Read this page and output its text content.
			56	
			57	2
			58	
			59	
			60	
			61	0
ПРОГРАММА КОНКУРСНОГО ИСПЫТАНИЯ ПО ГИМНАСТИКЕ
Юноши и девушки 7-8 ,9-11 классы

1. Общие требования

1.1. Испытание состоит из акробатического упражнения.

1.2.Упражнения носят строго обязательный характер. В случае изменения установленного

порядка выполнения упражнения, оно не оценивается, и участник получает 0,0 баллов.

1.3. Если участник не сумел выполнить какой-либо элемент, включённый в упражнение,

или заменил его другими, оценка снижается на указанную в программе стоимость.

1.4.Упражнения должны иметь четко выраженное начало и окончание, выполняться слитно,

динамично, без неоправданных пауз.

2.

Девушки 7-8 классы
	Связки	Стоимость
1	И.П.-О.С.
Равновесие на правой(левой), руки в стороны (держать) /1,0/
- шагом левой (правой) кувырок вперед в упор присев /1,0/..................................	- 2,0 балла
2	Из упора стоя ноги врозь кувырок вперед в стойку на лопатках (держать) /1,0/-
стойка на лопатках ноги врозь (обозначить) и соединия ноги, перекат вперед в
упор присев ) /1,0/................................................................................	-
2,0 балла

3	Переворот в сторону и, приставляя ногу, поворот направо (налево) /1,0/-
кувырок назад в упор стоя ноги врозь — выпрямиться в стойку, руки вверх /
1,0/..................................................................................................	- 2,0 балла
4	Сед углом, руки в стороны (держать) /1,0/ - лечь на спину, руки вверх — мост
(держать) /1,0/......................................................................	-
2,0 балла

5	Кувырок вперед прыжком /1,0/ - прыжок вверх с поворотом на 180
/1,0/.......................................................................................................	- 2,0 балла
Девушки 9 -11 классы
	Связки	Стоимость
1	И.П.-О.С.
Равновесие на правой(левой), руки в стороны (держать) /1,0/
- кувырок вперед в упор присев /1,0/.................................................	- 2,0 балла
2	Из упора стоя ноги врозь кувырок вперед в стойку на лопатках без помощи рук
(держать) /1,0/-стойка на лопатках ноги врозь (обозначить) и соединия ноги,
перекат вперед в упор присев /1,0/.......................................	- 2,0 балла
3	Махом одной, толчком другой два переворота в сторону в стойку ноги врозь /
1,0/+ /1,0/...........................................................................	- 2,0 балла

......

Check each line of the records for "вверх" and copy the ones that contain it.

▶ **EXERCISE ANSWER**:
кувырок назад в упор стоя ноги врозь — выпрямиться в стойку, руки вверх /
4	Сед углом, руки в стороны (держать) /1,0/ - лечь на спину, руки вверх — мост
5	Кувырок вперед прыжком /1,0/ - прыжок вверх с поворотом на 180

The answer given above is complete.